> [What the task asks]
Print the data exactly as it is given, please.

:: Given data ::

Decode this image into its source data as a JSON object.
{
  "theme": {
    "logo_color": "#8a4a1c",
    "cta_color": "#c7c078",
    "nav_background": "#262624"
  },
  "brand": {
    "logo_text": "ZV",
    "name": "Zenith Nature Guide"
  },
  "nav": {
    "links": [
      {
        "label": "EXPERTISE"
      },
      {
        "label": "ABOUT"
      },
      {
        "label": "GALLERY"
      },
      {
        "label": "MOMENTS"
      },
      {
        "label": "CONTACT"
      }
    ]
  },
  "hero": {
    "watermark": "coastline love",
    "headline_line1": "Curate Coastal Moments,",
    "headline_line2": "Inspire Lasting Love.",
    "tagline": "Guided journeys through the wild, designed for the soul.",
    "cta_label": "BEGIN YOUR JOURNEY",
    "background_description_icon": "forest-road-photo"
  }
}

:::

> [Solution]
Decode this image into its source data as a JSON object.
{
  "theme": {
    "logo_color": "#8a4a1c",
    "cta_color": "#c7c078",
    "nav_background": "#262624"
  },
  "brand": {
    "logo_text": "ZV",
    "name": "Zenith Nature Guide"
  },
  "nav": {
    "links": [
      {
        "label": "EXPERTISE"
      },
      {
        "label": "ABOUT"
      },
      {
        "label": "GALLERY"
      },
      {
        "label": "MOMENTS"
      },
      {
        "label": "CONTACT"
      }
    ]
  },
  "hero": {
    "watermark": "coastline love",
    "headline_line1": "Curate Coastal Moments,",
    "headline_line2": "Inspire Lasting Love.",
    "tagline": "Guided journeys through the wild, designed for the soul.",
    "cta_label": "BEGIN YOUR JOURNEY",
    "background_description_icon": "forest-road-photo"
  }
}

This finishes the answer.